--- Start of Records to use ---

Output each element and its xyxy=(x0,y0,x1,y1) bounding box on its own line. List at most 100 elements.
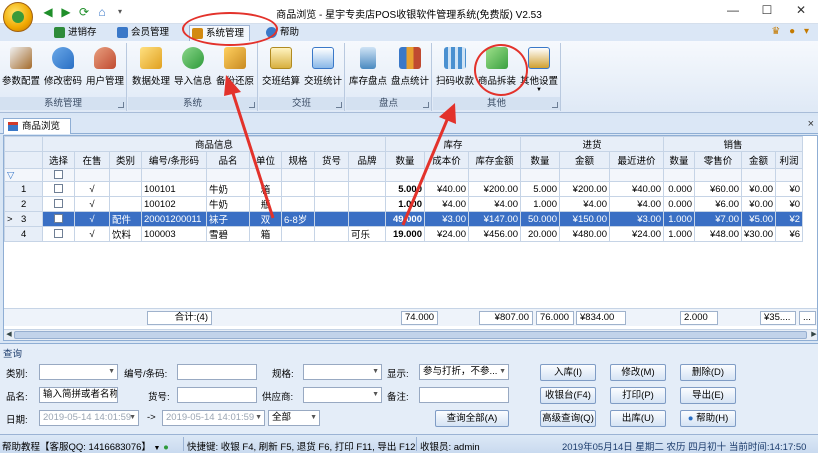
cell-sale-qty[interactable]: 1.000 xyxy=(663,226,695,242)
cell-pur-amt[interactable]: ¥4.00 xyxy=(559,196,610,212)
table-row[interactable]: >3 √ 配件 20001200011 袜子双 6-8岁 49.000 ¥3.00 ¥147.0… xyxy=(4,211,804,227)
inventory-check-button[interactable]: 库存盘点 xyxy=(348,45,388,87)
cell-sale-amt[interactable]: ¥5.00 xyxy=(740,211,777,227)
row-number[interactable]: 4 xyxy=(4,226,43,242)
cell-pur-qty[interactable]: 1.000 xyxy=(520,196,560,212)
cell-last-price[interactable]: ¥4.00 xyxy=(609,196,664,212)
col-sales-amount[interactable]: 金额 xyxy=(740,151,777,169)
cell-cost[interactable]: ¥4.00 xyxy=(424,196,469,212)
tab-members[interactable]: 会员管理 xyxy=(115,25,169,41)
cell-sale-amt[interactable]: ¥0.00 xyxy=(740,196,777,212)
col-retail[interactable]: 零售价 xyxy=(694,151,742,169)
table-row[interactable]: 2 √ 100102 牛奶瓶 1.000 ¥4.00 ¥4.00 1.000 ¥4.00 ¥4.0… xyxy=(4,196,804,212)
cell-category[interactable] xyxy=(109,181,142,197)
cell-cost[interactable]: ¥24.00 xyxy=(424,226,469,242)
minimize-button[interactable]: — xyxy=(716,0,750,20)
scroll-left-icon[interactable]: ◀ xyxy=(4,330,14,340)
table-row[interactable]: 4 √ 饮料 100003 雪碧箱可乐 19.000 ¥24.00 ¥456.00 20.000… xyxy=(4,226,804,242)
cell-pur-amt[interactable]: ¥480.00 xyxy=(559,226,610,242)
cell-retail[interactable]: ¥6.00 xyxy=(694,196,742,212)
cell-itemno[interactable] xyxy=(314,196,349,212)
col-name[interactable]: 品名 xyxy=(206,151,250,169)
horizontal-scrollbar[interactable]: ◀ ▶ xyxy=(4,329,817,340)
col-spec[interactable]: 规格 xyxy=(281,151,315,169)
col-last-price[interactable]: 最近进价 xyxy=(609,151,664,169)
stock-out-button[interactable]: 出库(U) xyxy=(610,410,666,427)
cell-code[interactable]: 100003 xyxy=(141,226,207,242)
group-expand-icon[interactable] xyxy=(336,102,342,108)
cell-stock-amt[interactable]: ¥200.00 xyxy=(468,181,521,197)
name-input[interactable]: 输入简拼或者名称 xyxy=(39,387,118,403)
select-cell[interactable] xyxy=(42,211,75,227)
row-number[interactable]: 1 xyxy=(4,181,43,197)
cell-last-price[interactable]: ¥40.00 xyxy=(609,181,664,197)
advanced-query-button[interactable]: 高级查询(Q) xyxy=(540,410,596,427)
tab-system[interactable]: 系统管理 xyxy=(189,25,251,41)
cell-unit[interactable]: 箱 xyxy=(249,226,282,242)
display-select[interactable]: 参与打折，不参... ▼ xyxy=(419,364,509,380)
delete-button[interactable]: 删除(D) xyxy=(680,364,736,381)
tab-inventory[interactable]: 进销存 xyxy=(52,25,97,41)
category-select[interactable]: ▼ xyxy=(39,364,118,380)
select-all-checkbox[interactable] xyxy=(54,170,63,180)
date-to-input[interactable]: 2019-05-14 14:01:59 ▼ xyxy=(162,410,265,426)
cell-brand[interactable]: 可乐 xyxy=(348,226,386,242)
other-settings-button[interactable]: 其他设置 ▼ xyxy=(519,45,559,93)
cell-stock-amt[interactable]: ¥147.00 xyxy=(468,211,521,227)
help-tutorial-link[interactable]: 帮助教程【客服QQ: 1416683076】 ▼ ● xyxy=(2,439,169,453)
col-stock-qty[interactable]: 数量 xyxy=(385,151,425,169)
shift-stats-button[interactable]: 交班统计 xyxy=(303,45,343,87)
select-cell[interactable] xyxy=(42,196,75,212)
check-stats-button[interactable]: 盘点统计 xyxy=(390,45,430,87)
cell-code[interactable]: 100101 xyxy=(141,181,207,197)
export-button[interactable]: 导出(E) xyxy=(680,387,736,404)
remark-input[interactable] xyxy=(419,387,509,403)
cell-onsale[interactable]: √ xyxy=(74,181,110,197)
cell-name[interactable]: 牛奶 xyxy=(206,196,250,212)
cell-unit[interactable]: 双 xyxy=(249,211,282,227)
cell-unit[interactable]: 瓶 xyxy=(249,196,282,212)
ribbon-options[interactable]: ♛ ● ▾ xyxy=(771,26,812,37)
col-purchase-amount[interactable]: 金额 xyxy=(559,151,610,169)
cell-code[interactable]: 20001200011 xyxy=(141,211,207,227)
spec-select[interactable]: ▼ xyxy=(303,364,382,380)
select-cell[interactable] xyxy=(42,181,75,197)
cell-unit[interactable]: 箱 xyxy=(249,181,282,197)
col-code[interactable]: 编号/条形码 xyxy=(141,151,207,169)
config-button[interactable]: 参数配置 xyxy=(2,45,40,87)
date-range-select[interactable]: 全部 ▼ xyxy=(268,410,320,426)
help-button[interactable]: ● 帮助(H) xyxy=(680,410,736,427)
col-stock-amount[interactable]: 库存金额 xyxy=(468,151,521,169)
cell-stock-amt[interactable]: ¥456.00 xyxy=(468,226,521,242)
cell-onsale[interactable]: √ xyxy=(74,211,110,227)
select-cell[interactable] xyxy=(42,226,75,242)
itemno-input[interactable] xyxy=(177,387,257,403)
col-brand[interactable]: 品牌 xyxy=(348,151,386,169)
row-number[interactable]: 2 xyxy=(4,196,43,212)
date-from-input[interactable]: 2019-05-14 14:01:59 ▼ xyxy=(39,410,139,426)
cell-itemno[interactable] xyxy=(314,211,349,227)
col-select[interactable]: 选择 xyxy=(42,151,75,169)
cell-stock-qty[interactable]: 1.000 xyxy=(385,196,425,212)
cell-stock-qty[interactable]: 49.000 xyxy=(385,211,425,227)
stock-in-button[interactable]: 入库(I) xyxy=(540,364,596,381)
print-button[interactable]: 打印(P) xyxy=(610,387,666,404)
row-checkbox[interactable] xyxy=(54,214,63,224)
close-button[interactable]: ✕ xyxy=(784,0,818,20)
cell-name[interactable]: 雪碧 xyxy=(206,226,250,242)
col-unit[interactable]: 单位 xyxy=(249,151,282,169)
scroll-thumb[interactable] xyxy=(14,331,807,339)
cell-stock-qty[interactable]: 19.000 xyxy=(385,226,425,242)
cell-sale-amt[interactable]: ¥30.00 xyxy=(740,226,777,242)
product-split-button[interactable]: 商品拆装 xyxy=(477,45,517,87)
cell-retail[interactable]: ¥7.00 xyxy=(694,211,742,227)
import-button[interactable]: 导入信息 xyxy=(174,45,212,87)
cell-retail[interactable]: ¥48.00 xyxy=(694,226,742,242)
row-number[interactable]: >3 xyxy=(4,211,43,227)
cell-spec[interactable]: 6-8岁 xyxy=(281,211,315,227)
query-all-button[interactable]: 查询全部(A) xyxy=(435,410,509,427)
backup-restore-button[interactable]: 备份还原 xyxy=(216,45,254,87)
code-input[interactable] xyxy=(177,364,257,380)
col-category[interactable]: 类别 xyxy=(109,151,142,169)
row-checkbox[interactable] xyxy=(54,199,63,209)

--- End of Records to use ---

— Your task —
Please render every line of the entries above as a JSON list of strings, one string per line, with blank lines omitted and the pictures left out.

— Task solution —
[
  "Output each element and its xyxy=(x0,y0,x1,y1) bounding box on its own line. List at most 100 elements.",
  "cell-sale-qty[interactable]: 1.000 xyxy=(663,226,695,242)",
  "cell-pur-amt[interactable]: ¥4.00 xyxy=(559,196,610,212)",
  "table-row[interactable]: >3 √ 配件 20001200011 袜子双 6-8岁 49.000 ¥3.00 ¥147.0… xyxy=(4,211,804,227)",
  "inventory-check-button[interactable]: 库存盘点 xyxy=(348,45,388,87)",
  "cell-sale-amt[interactable]: ¥5.00 xyxy=(740,211,777,227)",
  "row-number[interactable]: 4 xyxy=(4,226,43,242)",
  "cell-pur-qty[interactable]: 1.000 xyxy=(520,196,560,212)",
  "cell-last-price[interactable]: ¥4.00 xyxy=(609,196,664,212)",
  "col-sales-amount[interactable]: 金额 xyxy=(740,151,777,169)",
  "cell-cost[interactable]: ¥4.00 xyxy=(424,196,469,212)",
  "tab-members[interactable]: 会员管理 xyxy=(115,25,169,41)",
  "cell-sale-amt[interactable]: ¥0.00 xyxy=(740,196,777,212)",
  "col-retail[interactable]: 零售价 xyxy=(694,151,742,169)",
  "table-row[interactable]: 2 √ 100102 牛奶瓶 1.000 ¥4.00 ¥4.00 1.000 ¥4.00 ¥4.0… xyxy=(4,196,804,212)",
  "cell-category[interactable] xyxy=(109,181,142,197)",
  "cell-cost[interactable]: ¥24.00 xyxy=(424,226,469,242)",
  "minimize-button[interactable]: — xyxy=(716,0,750,20)",
  "scroll-left-icon[interactable]: ◀ xyxy=(4,330,14,340)",
  "table-row[interactable]: 4 √ 饮料 100003 雪碧箱可乐 19.000 ¥24.00 ¥456.00 20.000… xyxy=(4,226,804,242)",
  "cell-pur-amt[interactable]: ¥480.00 xyxy=(559,226,610,242)",
  "cell-retail[interactable]: ¥6.00 xyxy=(694,196,742,212)",
  "cell-itemno[interactable] xyxy=(314,196,349,212)",
  "col-name[interactable]: 品名 xyxy=(206,151,250,169)",
  "horizontal-scrollbar[interactable]: ◀ ▶ xyxy=(4,329,817,340)",
  "col-spec[interactable]: 规格 xyxy=(281,151,315,169)",
  "col-last-price[interactable]: 最近进价 xyxy=(609,151,664,169)",
  "stock-out-button[interactable]: 出库(U) xyxy=(610,410,666,427)",
  "cell-code[interactable]: 100003 xyxy=(141,226,207,242)",
  "group-expand-icon[interactable] xyxy=(336,102,342,108)",
  "cell-stock-amt[interactable]: ¥200.00 xyxy=(468,181,521,197)",
  "name-input[interactable]: 输入简拼或者名称 xyxy=(39,387,118,403)",
  "select-cell[interactable] xyxy=(42,211,75,227)",
  "row-number[interactable]: 1 xyxy=(4,181,43,197)",
  "cell-last-price[interactable]: ¥40.00 xyxy=(609,181,664,197)",
  "advanced-query-button[interactable]: 高级查询(Q) xyxy=(540,410,596,427)",
  "tab-system[interactable]: 系统管理 xyxy=(189,25,251,41)",
  "cell-unit[interactable]: 箱 xyxy=(249,226,282,242)",
  "display-select[interactable]: 参与打折，不参... ▼ xyxy=(419,364,509,380)",
  "delete-button[interactable]: 删除(D) xyxy=(680,364,736,381)",
  "tab-inventory[interactable]: 进销存 xyxy=(52,25,97,41)",
  "category-select[interactable]: ▼ xyxy=(39,364,118,380)",
  "select-all-checkbox[interactable] xyxy=(54,170,63,180)",
  "date-to-input[interactable]: 2019-05-14 14:01:59 ▼ xyxy=(162,410,265,426)",
  "cell-brand[interactable]: 可乐 xyxy=(348,226,386,242)",
  "other-settings-button[interactable]: 其他设置 ▼ xyxy=(519,45,559,93)",
  "cell-stock-amt[interactable]: ¥147.00 xyxy=(468,211,521,227)",
  "help-tutorial-link[interactable]: 帮助教程【客服QQ: 1416683076】 ▼ ● xyxy=(2,439,169,453)",
  "col-stock-qty[interactable]: 数量 xyxy=(385,151,425,169)",
  "shift-stats-button[interactable]: 交班统计 xyxy=(303,45,343,87)",
  "select-cell[interactable] xyxy=(42,196,75,212)",
  "check-stats-button[interactable]: 盘点统计 xyxy=(390,45,430,87)",
  "cell-code[interactable]: 100101 xyxy=(141,181,207,197)",
  "export-button[interactable]: 导出(E) xyxy=(680,387,736,404)",
  "remark-input[interactable] xyxy=(419,387,509,403)",
  "cell-onsale[interactable]: √ xyxy=(74,181,110,197)",
  "cell-name[interactable]: 牛奶 xyxy=(206,196,250,212)",
  "cell-unit[interactable]: 双 xyxy=(249,211,282,227)",
  "cell-unit[interactable]: 瓶 xyxy=(249,196,282,212)",
  "ribbon-options[interactable]: ♛ ● ▾ xyxy=(771,26,812,37)",
  "col-purchase-amount[interactable]: 金额 xyxy=(559,151,610,169)",
  "cell-code[interactable]: 20001200011 xyxy=(141,211,207,227)",
  "spec-select[interactable]: ▼ xyxy=(303,364,382,380)",
  "select-cell[interactable] xyxy=(42,181,75,197)",
  "cell-unit[interactable]: 箱 xyxy=(249,181,282,197)",
  "col-code[interactable]: 编号/条形码 xyxy=(141,151,207,169)",
  "config-button[interactable]: 参数配置 xyxy=(2,45,40,87)",
  "date-range-select[interactable]: 全部 ▼ xyxy=(268,410,320,426)",
  "help-button[interactable]: ● 帮助(H) xyxy=(680,410,736,427)",
  "col-stock-amount[interactable]: 库存金额 xyxy=(468,151,521,169)",
  "cell-stock-amt[interactable]: ¥456.00 xyxy=(468,226,521,242)",
  "cell-onsale[interactable]: √ xyxy=(74,211,110,227)",
  "select-cell[interactable] xyxy=(42,226,75,242)",
  "itemno-input[interactable] xyxy=(177,387,257,403)",
  "col-brand[interactable]: 品牌 xyxy=(348,151,386,169)",
  "row-number[interactable]: 2 xyxy=(4,196,43,212)",
  "date-from-input[interactable]: 2019-05-14 14:01:59 ▼ xyxy=(39,410,139,426)",
  "cell-itemno[interactable] xyxy=(314,211,349,227)",
  "col-select[interactable]: 选择 xyxy=(42,151,75,169)",
  "cell-stock-qty[interactable]: 1.000 xyxy=(385,196,425,212)",
  "cell-stock-qty[interactable]: 49.000 xyxy=(385,211,425,227)",
  "stock-in-button[interactable]: 入库(I) xyxy=(540,364,596,381)",
  "print-button[interactable]: 打印(P) xyxy=(610,387,666,404)",
  "row-checkbox[interactable] xyxy=(54,214,63,224)",
  "close-button[interactable]: ✕ xyxy=(784,0,818,20)",
  "cell-name[interactable]: 雪碧 xyxy=(206,226,250,242)",
  "col-unit[interactable]: 单位 xyxy=(249,151,282,169)",
  "scroll-thumb[interactable] xyxy=(14,331,807,339)",
  "cell-stock-qty[interactable]: 19.000 xyxy=(385,226,425,242)",
  "cell-sale-amt[interactable]: ¥30.00 xyxy=(740,226,777,242)",
  "product-split-button[interactable]: 商品拆装 xyxy=(477,45,517,87)",
  "cell-retail[interactable]: ¥7.00 xyxy=(694,211,742,227)",
  "import-button[interactable]: 导入信息 xyxy=(174,45,212,87)",
  "cell-retail[interactable]: ¥48.00 xyxy=(694,226,742,242)",
  "row-number[interactable]: >3 xyxy=(4,211,43,227)",
  "cell-spec[interactable]: 6-8岁 xyxy=(281,211,315,227)",
  "query-all-button[interactable]: 查询全部(A) xyxy=(435,410,509,427)",
  "backup-restore-button[interactable]: 备份还原 xyxy=(216,45,254,87)",
  "code-input[interactable] xyxy=(177,364,257,380)",
  "col-category[interactable]: 类别 xyxy=(109,151,142,169)",
  "row-checkbox[interactable] xyxy=(54,199,63,209)"
]